Brief. Repeat all the records exactly, omitting pictures.

Data supplied.
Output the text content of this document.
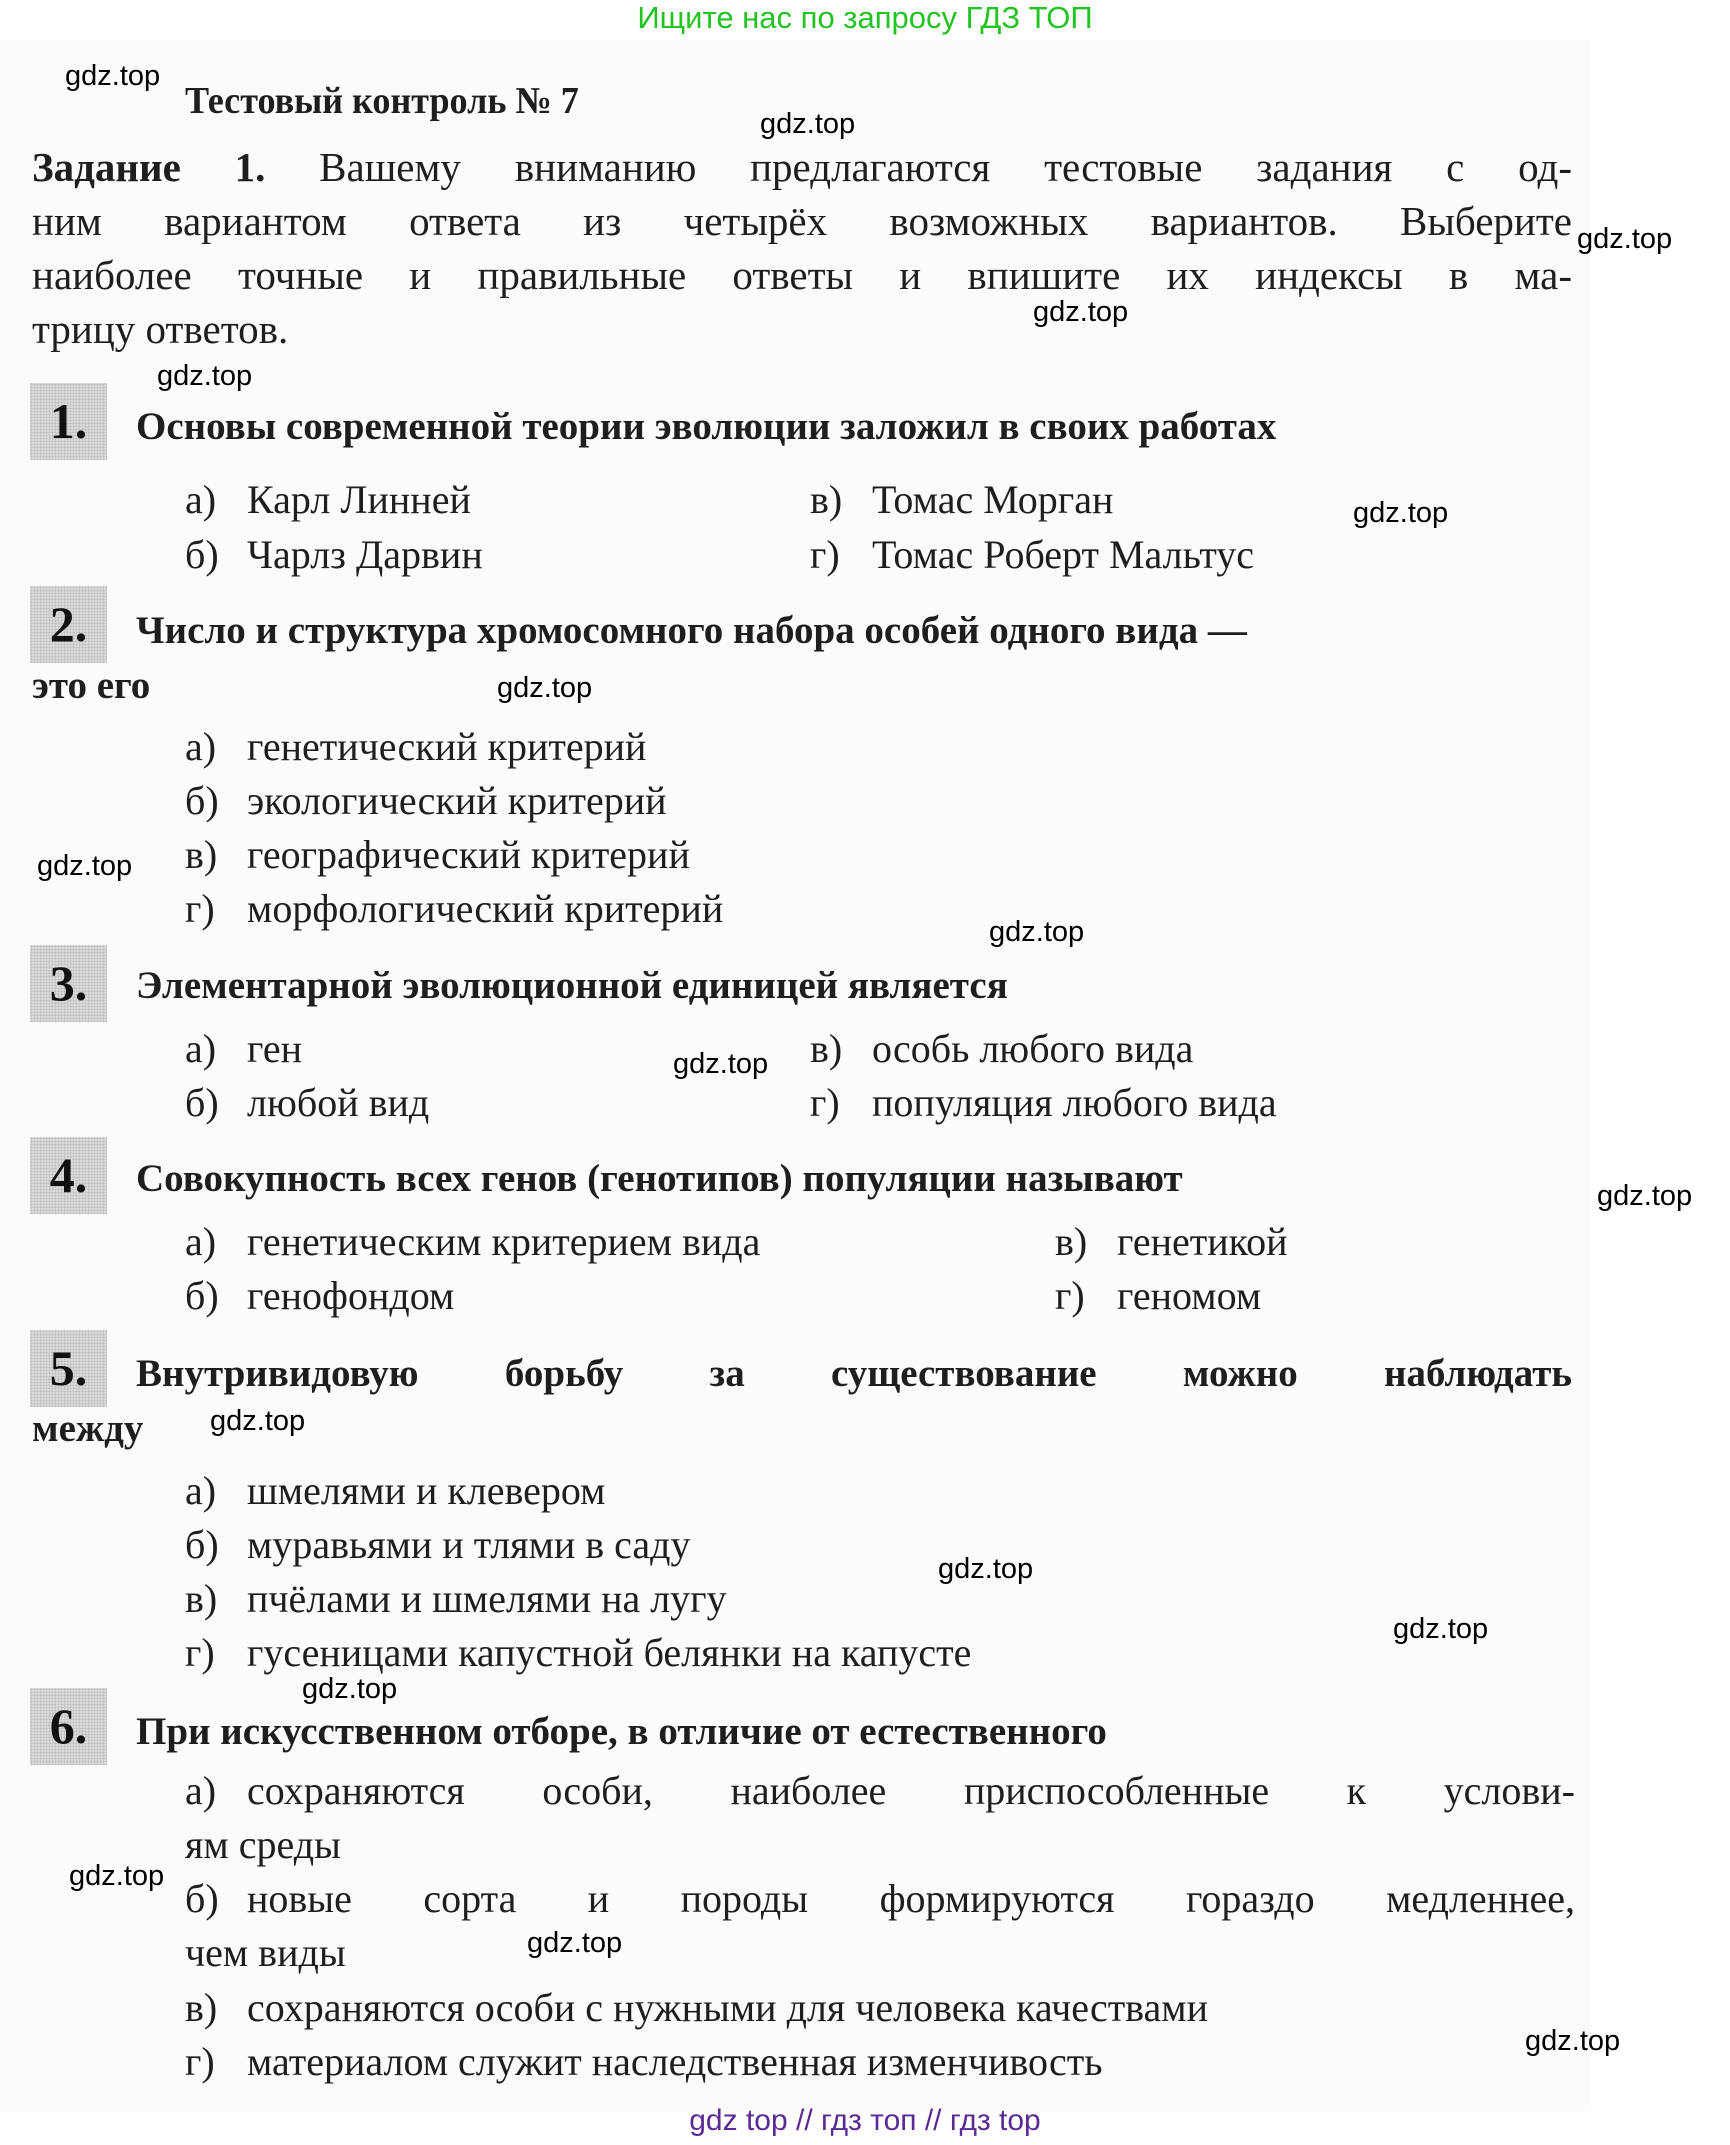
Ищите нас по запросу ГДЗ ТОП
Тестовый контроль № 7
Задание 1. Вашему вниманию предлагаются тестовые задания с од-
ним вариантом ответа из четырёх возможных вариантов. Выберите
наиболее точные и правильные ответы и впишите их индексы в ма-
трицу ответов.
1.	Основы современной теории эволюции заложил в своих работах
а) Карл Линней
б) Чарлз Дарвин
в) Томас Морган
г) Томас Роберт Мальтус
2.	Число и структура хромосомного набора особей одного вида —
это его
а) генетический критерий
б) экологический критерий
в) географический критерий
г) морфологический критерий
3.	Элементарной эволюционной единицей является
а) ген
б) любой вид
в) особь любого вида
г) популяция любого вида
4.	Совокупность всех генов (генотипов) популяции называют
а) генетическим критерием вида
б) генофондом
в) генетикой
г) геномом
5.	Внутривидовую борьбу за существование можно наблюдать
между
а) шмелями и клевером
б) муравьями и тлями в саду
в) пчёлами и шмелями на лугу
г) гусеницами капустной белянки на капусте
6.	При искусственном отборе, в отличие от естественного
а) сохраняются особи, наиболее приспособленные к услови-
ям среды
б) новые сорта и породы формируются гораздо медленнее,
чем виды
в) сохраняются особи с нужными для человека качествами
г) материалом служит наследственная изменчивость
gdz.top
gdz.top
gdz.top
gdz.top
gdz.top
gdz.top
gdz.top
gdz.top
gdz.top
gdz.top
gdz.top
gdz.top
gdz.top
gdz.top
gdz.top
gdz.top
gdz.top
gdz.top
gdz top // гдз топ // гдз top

Output.
Output the text content of this document.
Ищите нас по запросу ГДЗ ТОП
Тестовый контроль № 7
Задание 1. Вашему вниманию предлагаются тестовые задания с од-
ним вариантом ответа из четырёх возможных вариантов. Выберите
наиболее точные и правильные ответы и впишите их индексы в ма-
трицу ответов.
1.	Основы современной теории эволюции заложил в своих работах
а) Карл Линней
б) Чарлз Дарвин
в) Томас Морган
г) Томас Роберт Мальтус
2.	Число и структура хромосомного набора особей одного вида —
это его
а) генетический критерий
б) экологический критерий
в) географический критерий
г) морфологический критерий
3.	Элементарной эволюционной единицей является
а) ген
б) любой вид
в) особь любого вида
г) популяция любого вида
4.	Совокупность всех генов (генотипов) популяции называют
а) генетическим критерием вида
б) генофондом
в) генетикой
г) геномом
5.	Внутривидовую борьбу за существование можно наблюдать
между
а) шмелями и клевером
б) муравьями и тлями в саду
в) пчёлами и шмелями на лугу
г) гусеницами капустной белянки на капусте
6.	При искусственном отборе, в отличие от естественного
а) сохраняются особи, наиболее приспособленные к услови-
ям среды
б) новые сорта и породы формируются гораздо медленнее,
чем виды
в) сохраняются особи с нужными для человека качествами
г) материалом служит наследственная изменчивость
gdz.top
gdz.top
gdz.top
gdz.top
gdz.top
gdz.top
gdz.top
gdz.top
gdz.top
gdz.top
gdz.top
gdz.top
gdz.top
gdz.top
gdz.top
gdz.top
gdz.top
gdz.top
gdz top // гдз топ // гдз top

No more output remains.